The task | Please write out the records word for word, from the line with "Enumerate the UI" to the line with "keywords-section (67, 707, 371, 744)", both included.
— START OF Supplied data —
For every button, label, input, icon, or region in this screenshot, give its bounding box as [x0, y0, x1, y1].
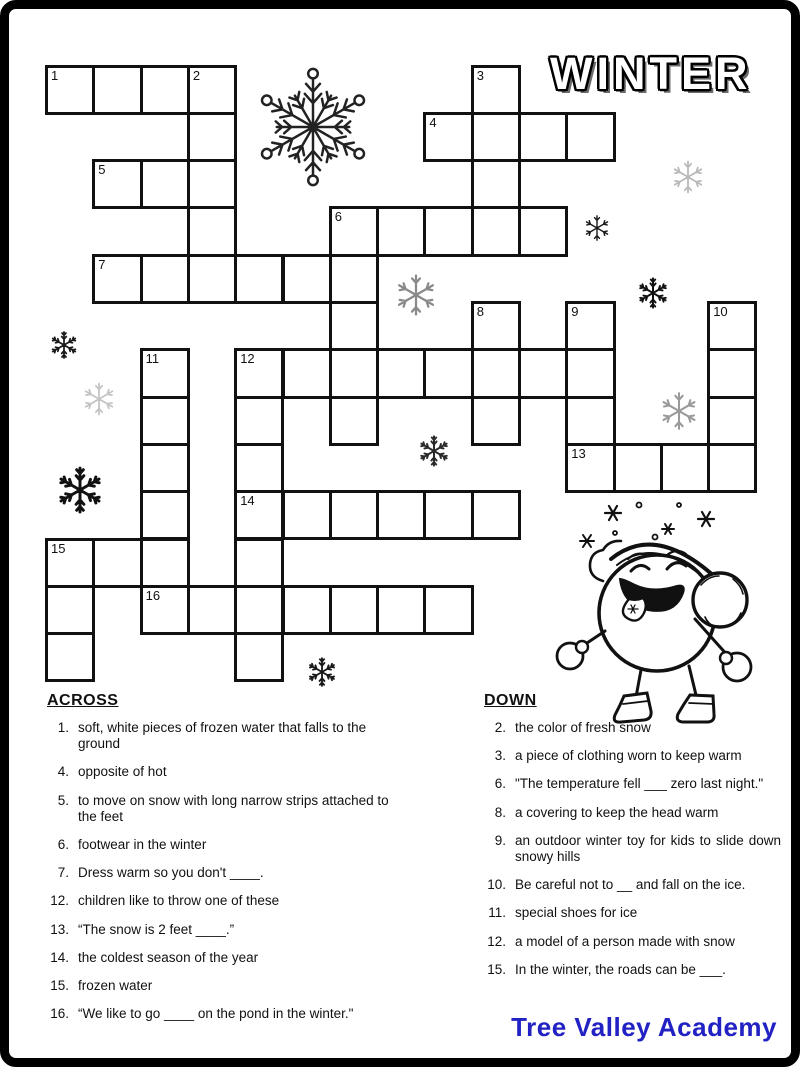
— END OF Supplied data —
— START OF Supplied data —
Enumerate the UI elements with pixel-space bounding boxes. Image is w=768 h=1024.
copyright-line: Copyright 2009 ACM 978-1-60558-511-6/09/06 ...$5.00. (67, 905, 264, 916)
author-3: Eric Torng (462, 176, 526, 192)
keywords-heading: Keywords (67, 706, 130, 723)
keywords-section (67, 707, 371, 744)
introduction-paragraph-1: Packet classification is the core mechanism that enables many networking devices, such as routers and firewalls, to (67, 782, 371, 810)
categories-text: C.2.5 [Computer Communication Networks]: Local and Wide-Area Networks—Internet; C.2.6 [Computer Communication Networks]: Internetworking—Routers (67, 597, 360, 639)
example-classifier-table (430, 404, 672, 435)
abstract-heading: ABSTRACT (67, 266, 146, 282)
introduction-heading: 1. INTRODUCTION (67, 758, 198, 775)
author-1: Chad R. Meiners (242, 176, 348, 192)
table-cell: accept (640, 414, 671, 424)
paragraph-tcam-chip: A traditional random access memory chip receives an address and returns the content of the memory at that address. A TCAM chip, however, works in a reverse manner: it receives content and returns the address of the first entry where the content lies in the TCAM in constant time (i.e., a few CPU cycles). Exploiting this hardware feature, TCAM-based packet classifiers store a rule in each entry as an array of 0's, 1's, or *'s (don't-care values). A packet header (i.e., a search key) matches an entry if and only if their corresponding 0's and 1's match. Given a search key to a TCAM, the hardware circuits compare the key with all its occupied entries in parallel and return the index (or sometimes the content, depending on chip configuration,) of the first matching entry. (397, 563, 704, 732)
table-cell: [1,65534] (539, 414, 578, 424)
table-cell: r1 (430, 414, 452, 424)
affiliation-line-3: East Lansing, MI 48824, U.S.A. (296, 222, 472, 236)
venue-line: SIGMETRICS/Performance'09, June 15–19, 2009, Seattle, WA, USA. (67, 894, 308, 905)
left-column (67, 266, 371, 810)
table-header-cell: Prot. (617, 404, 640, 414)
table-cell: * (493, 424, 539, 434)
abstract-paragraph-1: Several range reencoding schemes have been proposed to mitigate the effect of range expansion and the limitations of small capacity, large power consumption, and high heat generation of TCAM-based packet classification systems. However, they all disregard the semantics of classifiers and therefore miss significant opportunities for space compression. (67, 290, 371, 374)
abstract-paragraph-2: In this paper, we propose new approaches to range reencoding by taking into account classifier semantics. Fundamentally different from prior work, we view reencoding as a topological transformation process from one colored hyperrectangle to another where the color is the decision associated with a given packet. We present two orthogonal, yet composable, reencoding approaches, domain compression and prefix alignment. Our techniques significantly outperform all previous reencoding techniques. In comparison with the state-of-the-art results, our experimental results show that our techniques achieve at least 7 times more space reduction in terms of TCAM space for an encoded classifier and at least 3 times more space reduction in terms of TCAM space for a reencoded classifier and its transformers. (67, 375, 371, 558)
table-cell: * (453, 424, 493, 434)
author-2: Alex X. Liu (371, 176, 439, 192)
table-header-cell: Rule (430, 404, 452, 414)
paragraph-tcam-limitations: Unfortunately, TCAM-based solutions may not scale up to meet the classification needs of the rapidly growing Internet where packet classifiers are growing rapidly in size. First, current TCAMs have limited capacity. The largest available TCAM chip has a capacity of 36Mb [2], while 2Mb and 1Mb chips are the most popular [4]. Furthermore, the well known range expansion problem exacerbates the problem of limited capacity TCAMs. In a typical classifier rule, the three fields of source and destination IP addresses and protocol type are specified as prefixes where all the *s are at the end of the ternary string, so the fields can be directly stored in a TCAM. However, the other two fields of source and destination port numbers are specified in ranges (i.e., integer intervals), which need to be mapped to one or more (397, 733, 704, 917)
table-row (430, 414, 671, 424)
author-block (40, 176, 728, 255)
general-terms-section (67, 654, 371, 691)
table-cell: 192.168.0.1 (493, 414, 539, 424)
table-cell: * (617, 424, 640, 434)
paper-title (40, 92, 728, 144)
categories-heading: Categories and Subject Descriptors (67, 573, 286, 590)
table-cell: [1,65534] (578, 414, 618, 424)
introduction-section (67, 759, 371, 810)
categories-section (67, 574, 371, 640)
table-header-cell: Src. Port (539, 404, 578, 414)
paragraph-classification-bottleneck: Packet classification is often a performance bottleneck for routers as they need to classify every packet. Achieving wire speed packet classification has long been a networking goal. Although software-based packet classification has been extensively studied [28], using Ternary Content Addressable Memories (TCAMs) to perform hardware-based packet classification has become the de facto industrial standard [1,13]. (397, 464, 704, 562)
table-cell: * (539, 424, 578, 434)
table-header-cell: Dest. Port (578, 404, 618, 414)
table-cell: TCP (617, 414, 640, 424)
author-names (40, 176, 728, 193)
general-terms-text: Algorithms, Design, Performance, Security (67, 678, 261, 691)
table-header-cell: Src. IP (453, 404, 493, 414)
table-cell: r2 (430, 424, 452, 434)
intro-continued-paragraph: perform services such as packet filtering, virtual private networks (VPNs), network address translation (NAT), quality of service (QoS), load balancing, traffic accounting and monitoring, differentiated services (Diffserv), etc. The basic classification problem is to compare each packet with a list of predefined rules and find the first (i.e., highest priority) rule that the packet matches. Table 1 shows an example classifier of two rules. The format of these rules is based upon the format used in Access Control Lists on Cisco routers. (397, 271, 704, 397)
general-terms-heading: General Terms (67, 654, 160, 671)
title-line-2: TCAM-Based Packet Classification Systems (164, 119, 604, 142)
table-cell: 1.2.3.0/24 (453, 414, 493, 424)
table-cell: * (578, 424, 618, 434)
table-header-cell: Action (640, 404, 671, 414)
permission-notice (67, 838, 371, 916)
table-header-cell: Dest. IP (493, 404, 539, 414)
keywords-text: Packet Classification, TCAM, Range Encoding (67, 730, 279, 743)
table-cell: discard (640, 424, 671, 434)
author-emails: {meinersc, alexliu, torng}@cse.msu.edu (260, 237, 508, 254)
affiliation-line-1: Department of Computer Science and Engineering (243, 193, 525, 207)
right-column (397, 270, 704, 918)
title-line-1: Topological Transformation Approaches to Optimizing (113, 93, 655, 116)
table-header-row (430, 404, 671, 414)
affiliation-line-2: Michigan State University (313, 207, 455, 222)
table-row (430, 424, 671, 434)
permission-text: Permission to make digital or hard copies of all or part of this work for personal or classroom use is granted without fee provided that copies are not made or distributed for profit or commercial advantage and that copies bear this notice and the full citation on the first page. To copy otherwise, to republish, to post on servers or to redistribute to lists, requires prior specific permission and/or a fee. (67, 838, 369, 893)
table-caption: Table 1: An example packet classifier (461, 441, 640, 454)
— END OF Supplied data —
Exercise response |
Enumerate the UI elements with pixel-space bounding boxes. Image is w=768 h=1024.
copyright-line: Copyright 2009 ACM 978-1-60558-511-6/09/06 ...$5.00. (67, 905, 264, 916)
author-3: Eric Torng (462, 176, 526, 192)
keywords-heading: Keywords (67, 706, 130, 723)
keywords-section (67, 707, 371, 744)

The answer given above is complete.